WHAT THIS TASK INVOLVES ::
Skip all pictures, then print the remaining material exactly.

--- start of LISTING ---

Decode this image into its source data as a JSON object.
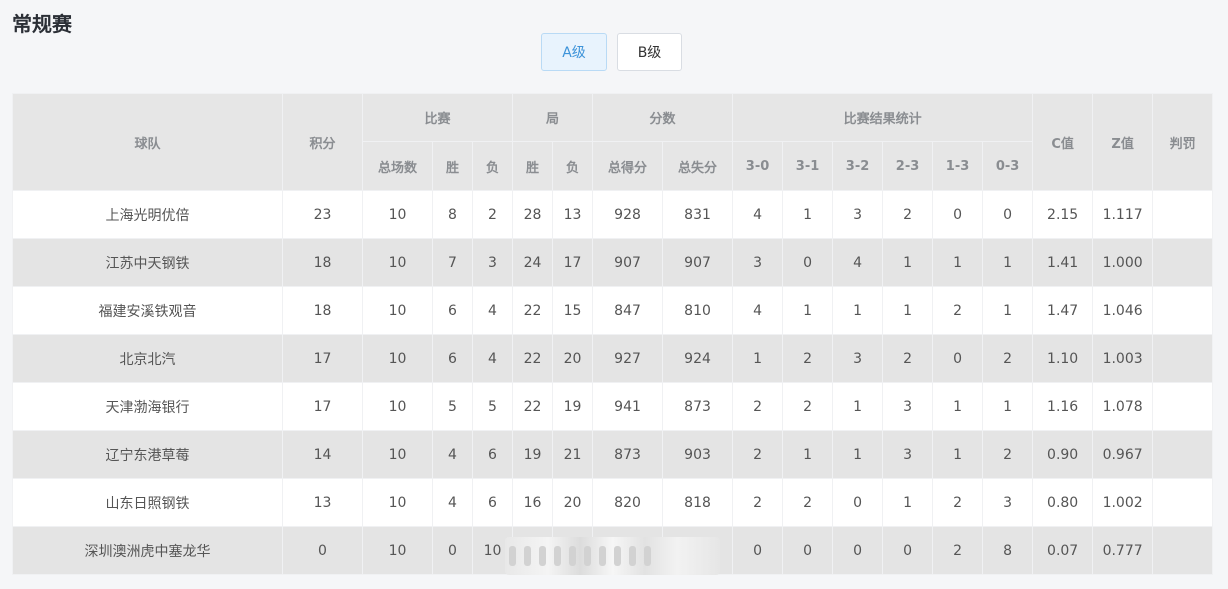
{
  "page_title": "常规赛",
  "tabs": [
    {
      "label": "A级",
      "active": true
    },
    {
      "label": "B级",
      "active": false
    }
  ],
  "table": {
    "group_headers": {
      "team": "球队",
      "points": "积分",
      "matches": "比赛",
      "sets": "局",
      "score": "分数",
      "result_stats": "比赛结果统计",
      "c_value": "C值",
      "z_value": "Z值",
      "penalty": "判罚"
    },
    "sub_headers": {
      "total_matches": "总场数",
      "win": "胜",
      "loss": "负",
      "set_win": "胜",
      "set_loss": "负",
      "points_for": "总得分",
      "points_against": "总失分",
      "r30": "3-0",
      "r31": "3-1",
      "r32": "3-2",
      "r23": "2-3",
      "r13": "1-3",
      "r03": "0-3"
    },
    "rows": [
      {
        "team": "上海光明优倍",
        "points": "23",
        "total": "10",
        "w": "8",
        "l": "2",
        "sw": "28",
        "sl": "13",
        "pf": "928",
        "pa": "831",
        "r30": "4",
        "r31": "1",
        "r32": "3",
        "r23": "2",
        "r13": "0",
        "r03": "0",
        "c": "2.15",
        "z": "1.117",
        "penalty": ""
      },
      {
        "team": "江苏中天钢铁",
        "points": "18",
        "total": "10",
        "w": "7",
        "l": "3",
        "sw": "24",
        "sl": "17",
        "pf": "907",
        "pa": "907",
        "r30": "3",
        "r31": "0",
        "r32": "4",
        "r23": "1",
        "r13": "1",
        "r03": "1",
        "c": "1.41",
        "z": "1.000",
        "penalty": ""
      },
      {
        "team": "福建安溪铁观音",
        "points": "18",
        "total": "10",
        "w": "6",
        "l": "4",
        "sw": "22",
        "sl": "15",
        "pf": "847",
        "pa": "810",
        "r30": "4",
        "r31": "1",
        "r32": "1",
        "r23": "1",
        "r13": "2",
        "r03": "1",
        "c": "1.47",
        "z": "1.046",
        "penalty": ""
      },
      {
        "team": "北京北汽",
        "points": "17",
        "total": "10",
        "w": "6",
        "l": "4",
        "sw": "22",
        "sl": "20",
        "pf": "927",
        "pa": "924",
        "r30": "1",
        "r31": "2",
        "r32": "3",
        "r23": "2",
        "r13": "0",
        "r03": "2",
        "c": "1.10",
        "z": "1.003",
        "penalty": ""
      },
      {
        "team": "天津渤海银行",
        "points": "17",
        "total": "10",
        "w": "5",
        "l": "5",
        "sw": "22",
        "sl": "19",
        "pf": "941",
        "pa": "873",
        "r30": "2",
        "r31": "2",
        "r32": "1",
        "r23": "3",
        "r13": "1",
        "r03": "1",
        "c": "1.16",
        "z": "1.078",
        "penalty": ""
      },
      {
        "team": "辽宁东港草莓",
        "points": "14",
        "total": "10",
        "w": "4",
        "l": "6",
        "sw": "19",
        "sl": "21",
        "pf": "873",
        "pa": "903",
        "r30": "2",
        "r31": "1",
        "r32": "1",
        "r23": "3",
        "r13": "1",
        "r03": "2",
        "c": "0.90",
        "z": "0.967",
        "penalty": ""
      },
      {
        "team": "山东日照钢铁",
        "points": "13",
        "total": "10",
        "w": "4",
        "l": "6",
        "sw": "16",
        "sl": "20",
        "pf": "820",
        "pa": "818",
        "r30": "2",
        "r31": "2",
        "r32": "0",
        "r23": "1",
        "r13": "2",
        "r03": "3",
        "c": "0.80",
        "z": "1.002",
        "penalty": ""
      },
      {
        "team": "深圳澳洲虎中塞龙华",
        "points": "0",
        "total": "10",
        "w": "0",
        "l": "10",
        "sw": "",
        "sl": "",
        "pf": "",
        "pa": "",
        "r30": "0",
        "r31": "0",
        "r32": "0",
        "r23": "0",
        "r13": "2",
        "r03": "8",
        "c": "0.07",
        "z": "0.777",
        "penalty": ""
      }
    ]
  }
}
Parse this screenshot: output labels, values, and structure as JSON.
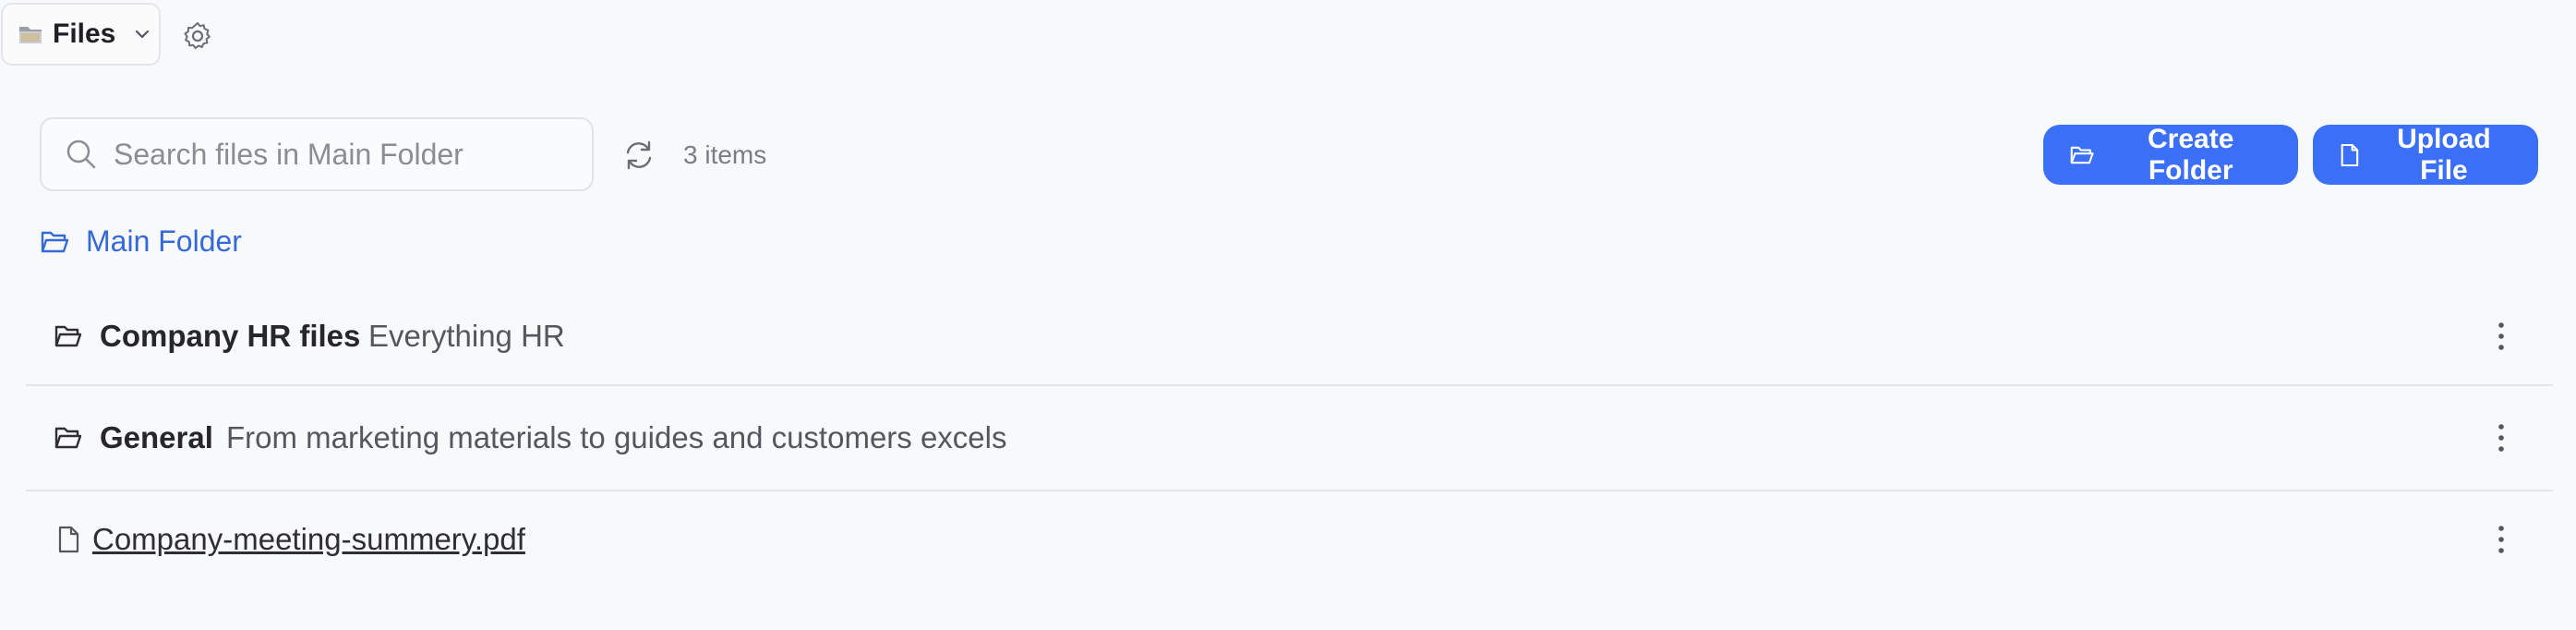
{
  "header": {
    "app_label": "Files",
    "folder_icon": "folder-emoji-icon",
    "settings_icon": "gear-icon"
  },
  "toolbar": {
    "search_placeholder": "Search files in Main Folder",
    "search_value": "",
    "item_count": "3 items",
    "create_folder_label": "Create Folder",
    "upload_file_label": "Upload File",
    "accent_color": "#3b6ff5"
  },
  "breadcrumb": {
    "current": "Main Folder"
  },
  "items": [
    {
      "type": "folder",
      "name": "Company HR files",
      "description": "Everything HR",
      "icon": "folder-open-icon"
    },
    {
      "type": "folder",
      "name": "General",
      "description": "From marketing materials to guides and customers excels",
      "icon": "folder-open-icon"
    },
    {
      "type": "file",
      "name": "Company-meeting-summery.pdf",
      "icon": "file-icon"
    }
  ]
}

--- end of LISTING ---

EXERCISE ANSWER ::
Decode this image into its source data as a JSON object.
{
  "page_title": "常规赛",
  "tabs": [
    {
      "label": "A级",
      "active": true
    },
    {
      "label": "B级",
      "active": false
    }
  ],
  "table": {
    "group_headers": {
      "team": "球队",
      "points": "积分",
      "matches": "比赛",
      "sets": "局",
      "score": "分数",
      "result_stats": "比赛结果统计",
      "c_value": "C值",
      "z_value": "Z值",
      "penalty": "判罚"
    },
    "sub_headers": {
      "total_matches": "总场数",
      "win": "胜",
      "loss": "负",
      "set_win": "胜",
      "set_loss": "负",
      "points_for": "总得分",
      "points_against": "总失分",
      "r30": "3-0",
      "r31": "3-1",
      "r32": "3-2",
      "r23": "2-3",
      "r13": "1-3",
      "r03": "0-3"
    },
    "rows": [
      {
        "team": "上海光明优倍",
        "points": "23",
        "total": "10",
        "w": "8",
        "l": "2",
        "sw": "28",
        "sl": "13",
        "pf": "928",
        "pa": "831",
        "r30": "4",
        "r31": "1",
        "r32": "3",
        "r23": "2",
        "r13": "0",
        "r03": "0",
        "c": "2.15",
        "z": "1.117",
        "penalty": ""
      },
      {
        "team": "江苏中天钢铁",
        "points": "18",
        "total": "10",
        "w": "7",
        "l": "3",
        "sw": "24",
        "sl": "17",
        "pf": "907",
        "pa": "907",
        "r30": "3",
        "r31": "0",
        "r32": "4",
        "r23": "1",
        "r13": "1",
        "r03": "1",
        "c": "1.41",
        "z": "1.000",
        "penalty": ""
      },
      {
        "team": "福建安溪铁观音",
        "points": "18",
        "total": "10",
        "w": "6",
        "l": "4",
        "sw": "22",
        "sl": "15",
        "pf": "847",
        "pa": "810",
        "r30": "4",
        "r31": "1",
        "r32": "1",
        "r23": "1",
        "r13": "2",
        "r03": "1",
        "c": "1.47",
        "z": "1.046",
        "penalty": ""
      },
      {
        "team": "北京北汽",
        "points": "17",
        "total": "10",
        "w": "6",
        "l": "4",
        "sw": "22",
        "sl": "20",
        "pf": "927",
        "pa": "924",
        "r30": "1",
        "r31": "2",
        "r32": "3",
        "r23": "2",
        "r13": "0",
        "r03": "2",
        "c": "1.10",
        "z": "1.003",
        "penalty": ""
      },
      {
        "team": "天津渤海银行",
        "points": "17",
        "total": "10",
        "w": "5",
        "l": "5",
        "sw": "22",
        "sl": "19",
        "pf": "941",
        "pa": "873",
        "r30": "2",
        "r31": "2",
        "r32": "1",
        "r23": "3",
        "r13": "1",
        "r03": "1",
        "c": "1.16",
        "z": "1.078",
        "penalty": ""
      },
      {
        "team": "辽宁东港草莓",
        "points": "14",
        "total": "10",
        "w": "4",
        "l": "6",
        "sw": "19",
        "sl": "21",
        "pf": "873",
        "pa": "903",
        "r30": "2",
        "r31": "1",
        "r32": "1",
        "r23": "3",
        "r13": "1",
        "r03": "2",
        "c": "0.90",
        "z": "0.967",
        "penalty": ""
      },
      {
        "team": "山东日照钢铁",
        "points": "13",
        "total": "10",
        "w": "4",
        "l": "6",
        "sw": "16",
        "sl": "20",
        "pf": "820",
        "pa": "818",
        "r30": "2",
        "r31": "2",
        "r32": "0",
        "r23": "1",
        "r13": "2",
        "r03": "3",
        "c": "0.80",
        "z": "1.002",
        "penalty": ""
      },
      {
        "team": "深圳澳洲虎中塞龙华",
        "points": "0",
        "total": "10",
        "w": "0",
        "l": "10",
        "sw": "",
        "sl": "",
        "pf": "",
        "pa": "",
        "r30": "0",
        "r31": "0",
        "r32": "0",
        "r23": "0",
        "r13": "2",
        "r03": "8",
        "c": "0.07",
        "z": "0.777",
        "penalty": ""
      }
    ]
  }
}
Parse this screenshot: output labels, values, and structure as JSON.
{
  "header": {
    "app_label": "Files",
    "folder_icon": "folder-emoji-icon",
    "settings_icon": "gear-icon"
  },
  "toolbar": {
    "search_placeholder": "Search files in Main Folder",
    "search_value": "",
    "item_count": "3 items",
    "create_folder_label": "Create Folder",
    "upload_file_label": "Upload File",
    "accent_color": "#3b6ff5"
  },
  "breadcrumb": {
    "current": "Main Folder"
  },
  "items": [
    {
      "type": "folder",
      "name": "Company HR files",
      "description": "Everything HR",
      "icon": "folder-open-icon"
    },
    {
      "type": "folder",
      "name": "General",
      "description": "From marketing materials to guides and customers excels",
      "icon": "folder-open-icon"
    },
    {
      "type": "file",
      "name": "Company-meeting-summery.pdf",
      "icon": "file-icon"
    }
  ]
}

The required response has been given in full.